- **Provided material**:
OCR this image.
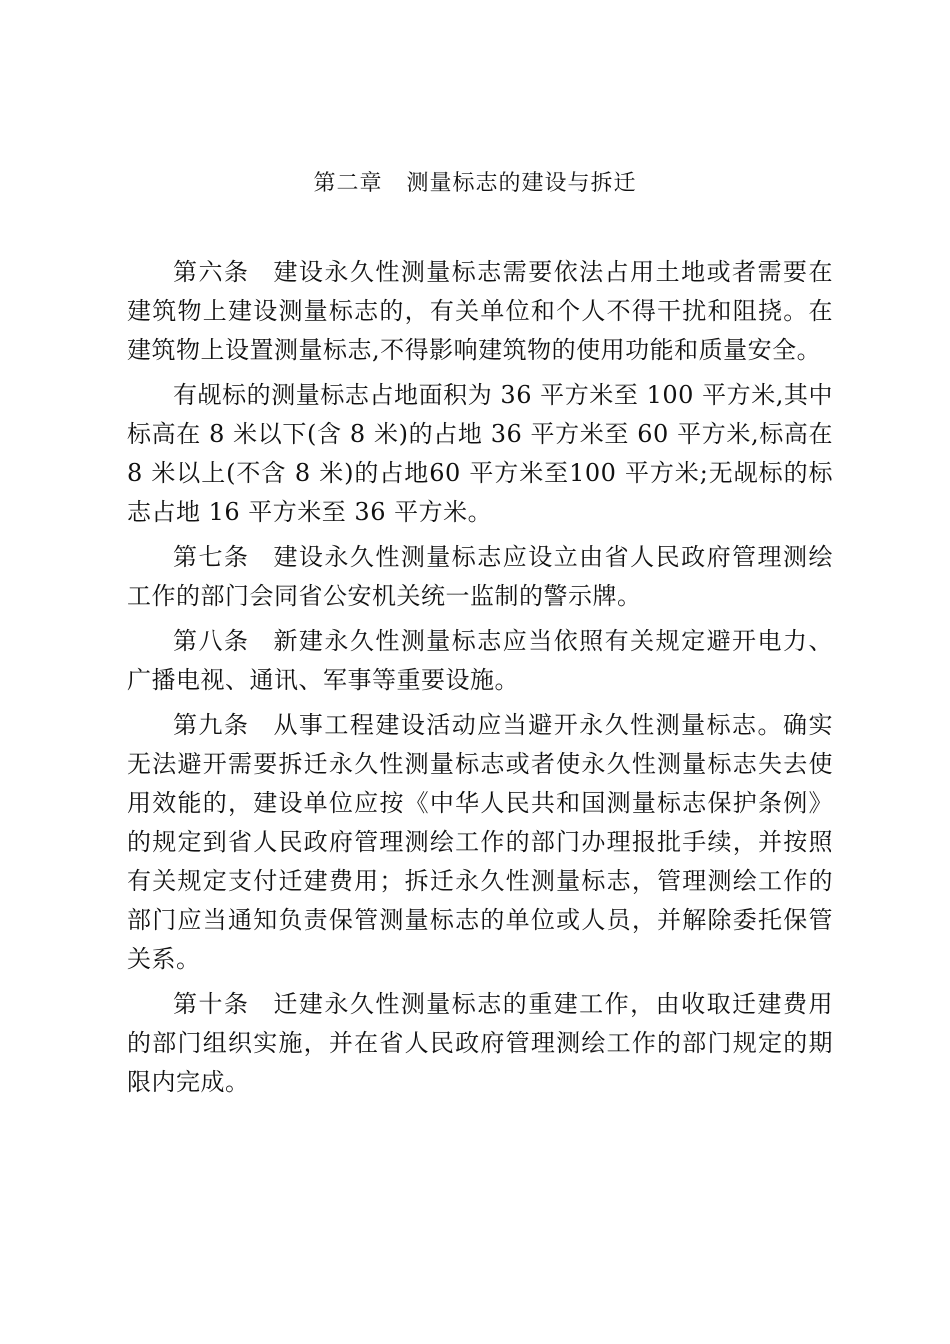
第二章 测量标志的建设与拆迁

第六条 建设永久性测量标志需要依法占用土地或者需要在建筑物上建设测量标志的，有关单位和个人不得干扰和阻挠。在建筑物上设置测量标志,不得影响建筑物的使用功能和质量安全。

有觇标的测量标志占地面积为 36 平方米至 100 平方米,其中标高在 8 米以下(含 8 米)的占地 36 平方米至 60 平方米,标高在 8 米以上(不含 8 米)的占地60 平方米至100 平方米;无觇标的标志占地 16 平方米至 36 平方米。

第七条 建设永久性测量标志应设立由省人民政府管理测绘工作的部门会同省公安机关统一监制的警示牌。

第八条 新建永久性测量标志应当依照有关规定避开电力、广播电视、通讯、军事等重要设施。

第九条 从事工程建设活动应当避开永久性测量标志。确实无法避开需要拆迁永久性测量标志或者使永久性测量标志失去使用效能的，建设单位应按《中华人民共和国测量标志保护条例》的规定到省人民政府管理测绘工作的部门办理报批手续，并按照有关规定支付迁建费用；拆迁永久性测量标志，管理测绘工作的部门应当通知负责保管测量标志的单位或人员，并解除委托保管关系。

第十条 迁建永久性测量标志的重建工作，由收取迁建费用的部门组织实施，并在省人民政府管理测绘工作的部门规定的期限内完成。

- **Work to be completed**:
Give the material again exactly as it is, but keep the pictures out.

- **Result of the exercise**:
OCR this image.
第二章 测量标志的建设与拆迁

第六条 建设永久性测量标志需要依法占用土地或者需要在建筑物上建设测量标志的，有关单位和个人不得干扰和阻挠。在建筑物上设置测量标志,不得影响建筑物的使用功能和质量安全。

有觇标的测量标志占地面积为 36 平方米至 100 平方米,其中标高在 8 米以下(含 8 米)的占地 36 平方米至 60 平方米,标高在 8 米以上(不含 8 米)的占地60 平方米至100 平方米;无觇标的标志占地 16 平方米至 36 平方米。

第七条 建设永久性测量标志应设立由省人民政府管理测绘工作的部门会同省公安机关统一监制的警示牌。

第八条 新建永久性测量标志应当依照有关规定避开电力、广播电视、通讯、军事等重要设施。

第九条 从事工程建设活动应当避开永久性测量标志。确实无法避开需要拆迁永久性测量标志或者使永久性测量标志失去使用效能的，建设单位应按《中华人民共和国测量标志保护条例》的规定到省人民政府管理测绘工作的部门办理报批手续，并按照有关规定支付迁建费用；拆迁永久性测量标志，管理测绘工作的部门应当通知负责保管测量标志的单位或人员，并解除委托保管关系。

第十条 迁建永久性测量标志的重建工作，由收取迁建费用的部门组织实施，并在省人民政府管理测绘工作的部门规定的期限内完成。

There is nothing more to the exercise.